> _Task goal_
Select the lines that hold the word "subtitle" and copy each one.
--- start ---
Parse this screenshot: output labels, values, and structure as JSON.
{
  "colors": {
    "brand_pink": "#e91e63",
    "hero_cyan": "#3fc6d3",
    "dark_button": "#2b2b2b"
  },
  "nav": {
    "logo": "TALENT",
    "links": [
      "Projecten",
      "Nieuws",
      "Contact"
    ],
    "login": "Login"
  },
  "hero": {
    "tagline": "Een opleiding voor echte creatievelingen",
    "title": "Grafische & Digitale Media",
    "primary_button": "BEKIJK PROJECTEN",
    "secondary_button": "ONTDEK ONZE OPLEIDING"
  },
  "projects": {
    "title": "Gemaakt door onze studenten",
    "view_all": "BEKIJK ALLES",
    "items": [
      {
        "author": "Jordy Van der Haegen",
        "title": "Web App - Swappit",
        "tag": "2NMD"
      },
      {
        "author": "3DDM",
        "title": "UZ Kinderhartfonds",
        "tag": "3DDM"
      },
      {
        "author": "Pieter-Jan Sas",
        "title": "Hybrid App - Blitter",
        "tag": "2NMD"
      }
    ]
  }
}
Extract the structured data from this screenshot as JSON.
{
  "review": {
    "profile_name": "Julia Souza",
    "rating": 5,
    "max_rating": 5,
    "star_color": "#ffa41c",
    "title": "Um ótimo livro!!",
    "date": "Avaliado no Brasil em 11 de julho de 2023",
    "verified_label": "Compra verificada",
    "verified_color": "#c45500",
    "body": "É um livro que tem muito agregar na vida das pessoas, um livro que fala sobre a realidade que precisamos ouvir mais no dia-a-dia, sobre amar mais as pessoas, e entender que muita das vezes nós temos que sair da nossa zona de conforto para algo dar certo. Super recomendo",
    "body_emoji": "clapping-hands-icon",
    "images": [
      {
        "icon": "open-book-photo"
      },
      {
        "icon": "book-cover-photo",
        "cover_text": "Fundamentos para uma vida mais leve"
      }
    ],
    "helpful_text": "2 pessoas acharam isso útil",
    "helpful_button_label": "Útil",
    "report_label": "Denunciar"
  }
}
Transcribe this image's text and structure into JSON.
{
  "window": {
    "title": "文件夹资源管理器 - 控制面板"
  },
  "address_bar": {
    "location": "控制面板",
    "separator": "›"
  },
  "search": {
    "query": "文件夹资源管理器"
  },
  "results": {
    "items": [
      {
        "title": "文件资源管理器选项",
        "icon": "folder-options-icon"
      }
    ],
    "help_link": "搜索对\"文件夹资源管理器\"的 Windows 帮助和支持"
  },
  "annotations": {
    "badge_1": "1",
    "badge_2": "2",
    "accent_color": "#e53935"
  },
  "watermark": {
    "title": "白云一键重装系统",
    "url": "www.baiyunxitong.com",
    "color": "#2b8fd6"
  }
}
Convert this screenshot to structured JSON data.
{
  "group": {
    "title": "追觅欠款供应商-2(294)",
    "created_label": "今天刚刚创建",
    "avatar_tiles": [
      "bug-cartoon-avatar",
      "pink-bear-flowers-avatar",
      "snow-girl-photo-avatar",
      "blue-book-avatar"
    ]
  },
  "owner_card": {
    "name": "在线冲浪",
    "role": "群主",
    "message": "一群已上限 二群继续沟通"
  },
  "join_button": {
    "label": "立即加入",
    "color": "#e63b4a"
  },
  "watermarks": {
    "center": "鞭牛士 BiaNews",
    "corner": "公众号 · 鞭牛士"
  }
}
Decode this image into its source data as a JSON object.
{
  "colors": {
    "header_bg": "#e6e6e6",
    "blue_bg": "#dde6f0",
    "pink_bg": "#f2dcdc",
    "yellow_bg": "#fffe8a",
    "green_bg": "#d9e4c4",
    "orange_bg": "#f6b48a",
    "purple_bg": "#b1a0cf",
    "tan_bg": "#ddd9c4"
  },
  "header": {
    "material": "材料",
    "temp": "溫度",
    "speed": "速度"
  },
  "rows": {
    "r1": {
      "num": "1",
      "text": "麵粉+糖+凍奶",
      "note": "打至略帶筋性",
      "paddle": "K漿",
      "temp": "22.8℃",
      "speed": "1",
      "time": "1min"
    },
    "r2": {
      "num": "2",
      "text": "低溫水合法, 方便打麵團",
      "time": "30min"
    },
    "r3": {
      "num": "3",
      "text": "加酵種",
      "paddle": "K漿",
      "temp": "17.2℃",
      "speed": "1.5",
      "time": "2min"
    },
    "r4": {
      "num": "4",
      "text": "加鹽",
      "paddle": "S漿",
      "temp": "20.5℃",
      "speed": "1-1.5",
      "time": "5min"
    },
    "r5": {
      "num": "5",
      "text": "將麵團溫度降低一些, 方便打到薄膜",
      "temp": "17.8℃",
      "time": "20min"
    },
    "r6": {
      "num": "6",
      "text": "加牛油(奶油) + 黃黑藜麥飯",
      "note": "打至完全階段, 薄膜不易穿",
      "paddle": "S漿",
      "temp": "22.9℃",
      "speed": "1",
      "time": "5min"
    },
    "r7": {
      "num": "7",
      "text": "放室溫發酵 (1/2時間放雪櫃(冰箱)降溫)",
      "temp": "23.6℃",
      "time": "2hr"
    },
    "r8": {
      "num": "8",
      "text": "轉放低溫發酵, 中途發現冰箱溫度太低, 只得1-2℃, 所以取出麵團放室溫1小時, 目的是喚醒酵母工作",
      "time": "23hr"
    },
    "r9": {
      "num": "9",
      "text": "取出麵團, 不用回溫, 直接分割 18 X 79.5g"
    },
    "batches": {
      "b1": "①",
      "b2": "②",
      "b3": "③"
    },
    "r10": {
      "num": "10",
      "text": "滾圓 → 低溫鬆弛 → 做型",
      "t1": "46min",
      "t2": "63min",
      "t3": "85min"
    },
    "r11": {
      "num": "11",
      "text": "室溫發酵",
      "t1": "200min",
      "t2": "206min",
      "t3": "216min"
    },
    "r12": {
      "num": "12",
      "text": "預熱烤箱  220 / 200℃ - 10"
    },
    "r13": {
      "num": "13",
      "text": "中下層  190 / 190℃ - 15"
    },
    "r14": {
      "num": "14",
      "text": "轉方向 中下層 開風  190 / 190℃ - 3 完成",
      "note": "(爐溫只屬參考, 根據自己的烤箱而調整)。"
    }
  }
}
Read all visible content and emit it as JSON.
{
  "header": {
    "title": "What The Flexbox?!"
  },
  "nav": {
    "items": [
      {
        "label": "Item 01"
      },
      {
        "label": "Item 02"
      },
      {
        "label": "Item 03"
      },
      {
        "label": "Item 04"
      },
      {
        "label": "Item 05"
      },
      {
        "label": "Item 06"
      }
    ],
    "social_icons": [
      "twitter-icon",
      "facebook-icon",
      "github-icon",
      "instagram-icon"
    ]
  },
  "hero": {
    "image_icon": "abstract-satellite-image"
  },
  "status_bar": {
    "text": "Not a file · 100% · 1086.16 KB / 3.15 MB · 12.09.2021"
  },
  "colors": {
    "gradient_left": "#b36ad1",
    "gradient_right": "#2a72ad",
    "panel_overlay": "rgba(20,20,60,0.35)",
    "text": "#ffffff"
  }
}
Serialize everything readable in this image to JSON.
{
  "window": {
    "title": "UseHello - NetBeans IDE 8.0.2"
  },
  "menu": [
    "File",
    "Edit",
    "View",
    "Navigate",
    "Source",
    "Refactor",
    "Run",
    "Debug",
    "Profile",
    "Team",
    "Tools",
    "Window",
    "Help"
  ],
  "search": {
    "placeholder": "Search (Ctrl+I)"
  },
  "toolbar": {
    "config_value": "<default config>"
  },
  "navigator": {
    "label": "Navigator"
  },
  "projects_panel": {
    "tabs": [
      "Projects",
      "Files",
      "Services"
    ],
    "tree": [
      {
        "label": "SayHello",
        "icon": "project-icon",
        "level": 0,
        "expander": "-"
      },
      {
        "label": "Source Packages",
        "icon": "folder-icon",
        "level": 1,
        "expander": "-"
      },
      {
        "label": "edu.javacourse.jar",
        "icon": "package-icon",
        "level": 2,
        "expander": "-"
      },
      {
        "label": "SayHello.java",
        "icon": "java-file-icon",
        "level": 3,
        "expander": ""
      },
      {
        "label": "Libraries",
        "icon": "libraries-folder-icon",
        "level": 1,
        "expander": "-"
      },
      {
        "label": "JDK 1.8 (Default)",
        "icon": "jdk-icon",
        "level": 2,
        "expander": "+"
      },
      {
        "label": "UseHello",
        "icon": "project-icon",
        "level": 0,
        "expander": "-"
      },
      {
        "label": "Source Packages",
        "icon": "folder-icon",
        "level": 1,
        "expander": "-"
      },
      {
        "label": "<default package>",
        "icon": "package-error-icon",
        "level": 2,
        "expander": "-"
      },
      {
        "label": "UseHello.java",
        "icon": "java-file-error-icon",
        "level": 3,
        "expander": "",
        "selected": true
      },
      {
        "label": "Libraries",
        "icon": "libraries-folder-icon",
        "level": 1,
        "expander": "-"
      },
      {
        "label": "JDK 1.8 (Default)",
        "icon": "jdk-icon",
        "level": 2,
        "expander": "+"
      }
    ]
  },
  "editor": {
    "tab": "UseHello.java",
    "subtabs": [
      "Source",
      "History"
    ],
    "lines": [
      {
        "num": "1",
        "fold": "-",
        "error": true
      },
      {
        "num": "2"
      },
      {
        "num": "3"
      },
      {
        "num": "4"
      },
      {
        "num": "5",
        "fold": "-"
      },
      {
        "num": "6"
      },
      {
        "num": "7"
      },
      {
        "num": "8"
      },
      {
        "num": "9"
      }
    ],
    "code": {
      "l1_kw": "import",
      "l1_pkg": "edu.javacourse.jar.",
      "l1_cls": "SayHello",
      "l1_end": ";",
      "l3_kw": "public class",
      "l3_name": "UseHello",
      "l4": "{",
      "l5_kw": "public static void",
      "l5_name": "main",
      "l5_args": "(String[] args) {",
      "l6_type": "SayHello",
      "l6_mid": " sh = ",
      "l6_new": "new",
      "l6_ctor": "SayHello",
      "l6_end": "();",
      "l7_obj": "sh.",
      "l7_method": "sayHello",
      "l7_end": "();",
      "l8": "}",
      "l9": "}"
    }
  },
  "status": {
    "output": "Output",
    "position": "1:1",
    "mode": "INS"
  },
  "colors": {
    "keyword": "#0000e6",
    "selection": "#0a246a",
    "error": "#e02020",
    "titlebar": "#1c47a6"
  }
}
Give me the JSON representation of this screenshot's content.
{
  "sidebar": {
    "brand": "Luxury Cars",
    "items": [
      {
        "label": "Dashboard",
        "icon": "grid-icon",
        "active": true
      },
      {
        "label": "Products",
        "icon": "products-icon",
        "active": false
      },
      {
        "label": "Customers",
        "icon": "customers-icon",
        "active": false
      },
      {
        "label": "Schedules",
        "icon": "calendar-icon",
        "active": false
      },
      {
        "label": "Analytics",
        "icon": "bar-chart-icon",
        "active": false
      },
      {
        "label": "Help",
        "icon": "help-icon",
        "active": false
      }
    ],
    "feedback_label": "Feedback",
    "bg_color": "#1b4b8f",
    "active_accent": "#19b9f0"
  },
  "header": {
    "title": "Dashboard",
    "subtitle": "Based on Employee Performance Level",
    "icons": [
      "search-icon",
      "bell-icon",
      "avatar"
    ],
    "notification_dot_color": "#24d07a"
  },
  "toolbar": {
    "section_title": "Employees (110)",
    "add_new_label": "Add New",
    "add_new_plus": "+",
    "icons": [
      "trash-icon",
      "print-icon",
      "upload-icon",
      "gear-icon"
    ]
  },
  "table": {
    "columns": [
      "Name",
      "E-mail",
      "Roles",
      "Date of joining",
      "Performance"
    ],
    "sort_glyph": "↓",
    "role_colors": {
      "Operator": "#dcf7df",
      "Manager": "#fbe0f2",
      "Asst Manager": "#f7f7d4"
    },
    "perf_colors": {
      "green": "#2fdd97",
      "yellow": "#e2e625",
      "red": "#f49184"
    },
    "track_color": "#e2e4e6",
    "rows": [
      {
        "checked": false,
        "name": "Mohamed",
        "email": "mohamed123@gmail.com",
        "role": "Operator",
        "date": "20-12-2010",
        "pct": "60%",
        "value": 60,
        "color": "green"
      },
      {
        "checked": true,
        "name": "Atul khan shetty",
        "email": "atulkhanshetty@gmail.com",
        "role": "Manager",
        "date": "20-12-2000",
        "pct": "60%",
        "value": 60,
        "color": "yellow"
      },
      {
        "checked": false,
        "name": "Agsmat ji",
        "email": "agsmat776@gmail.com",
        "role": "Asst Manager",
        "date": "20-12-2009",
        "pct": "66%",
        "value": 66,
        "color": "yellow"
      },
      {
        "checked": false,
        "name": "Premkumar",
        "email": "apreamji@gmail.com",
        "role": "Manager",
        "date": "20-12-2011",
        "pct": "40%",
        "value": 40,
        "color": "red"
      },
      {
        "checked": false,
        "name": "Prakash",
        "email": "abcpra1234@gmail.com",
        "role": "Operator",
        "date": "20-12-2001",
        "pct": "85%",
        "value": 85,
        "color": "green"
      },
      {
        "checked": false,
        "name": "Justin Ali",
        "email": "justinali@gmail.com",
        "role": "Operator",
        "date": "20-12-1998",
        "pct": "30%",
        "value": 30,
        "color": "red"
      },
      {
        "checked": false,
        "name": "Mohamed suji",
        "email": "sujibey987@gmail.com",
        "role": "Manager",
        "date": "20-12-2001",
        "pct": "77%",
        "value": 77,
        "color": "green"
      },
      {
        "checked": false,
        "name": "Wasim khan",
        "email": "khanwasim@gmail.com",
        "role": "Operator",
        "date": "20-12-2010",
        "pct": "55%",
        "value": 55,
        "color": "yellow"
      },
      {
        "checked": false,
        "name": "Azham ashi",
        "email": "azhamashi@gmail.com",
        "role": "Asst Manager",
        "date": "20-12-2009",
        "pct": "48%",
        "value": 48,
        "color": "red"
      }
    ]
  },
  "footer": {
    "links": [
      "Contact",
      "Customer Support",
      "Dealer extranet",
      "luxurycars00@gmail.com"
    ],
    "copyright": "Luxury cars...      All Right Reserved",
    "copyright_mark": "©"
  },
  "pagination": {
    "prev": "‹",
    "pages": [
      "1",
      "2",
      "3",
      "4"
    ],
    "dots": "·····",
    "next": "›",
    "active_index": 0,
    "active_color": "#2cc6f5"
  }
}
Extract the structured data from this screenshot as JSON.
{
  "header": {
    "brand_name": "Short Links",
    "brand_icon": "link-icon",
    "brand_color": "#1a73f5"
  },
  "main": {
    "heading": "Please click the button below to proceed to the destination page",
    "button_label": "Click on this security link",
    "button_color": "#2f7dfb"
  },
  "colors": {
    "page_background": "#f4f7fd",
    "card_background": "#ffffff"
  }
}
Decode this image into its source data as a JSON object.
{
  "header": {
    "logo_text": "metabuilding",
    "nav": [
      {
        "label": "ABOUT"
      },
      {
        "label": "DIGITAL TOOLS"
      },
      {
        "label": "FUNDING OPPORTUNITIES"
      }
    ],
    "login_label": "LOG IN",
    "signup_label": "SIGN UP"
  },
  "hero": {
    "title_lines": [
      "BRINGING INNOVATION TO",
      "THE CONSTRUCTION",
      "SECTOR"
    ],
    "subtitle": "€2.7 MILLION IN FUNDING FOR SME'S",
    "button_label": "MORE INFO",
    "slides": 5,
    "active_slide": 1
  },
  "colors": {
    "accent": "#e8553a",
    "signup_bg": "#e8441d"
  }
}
--- end ---
> _Reply to the task_
    "subtitle": "Based on Employee Performance Level",
    "subtitle": "€2.7 MILLION IN FUNDING FOR SME'S",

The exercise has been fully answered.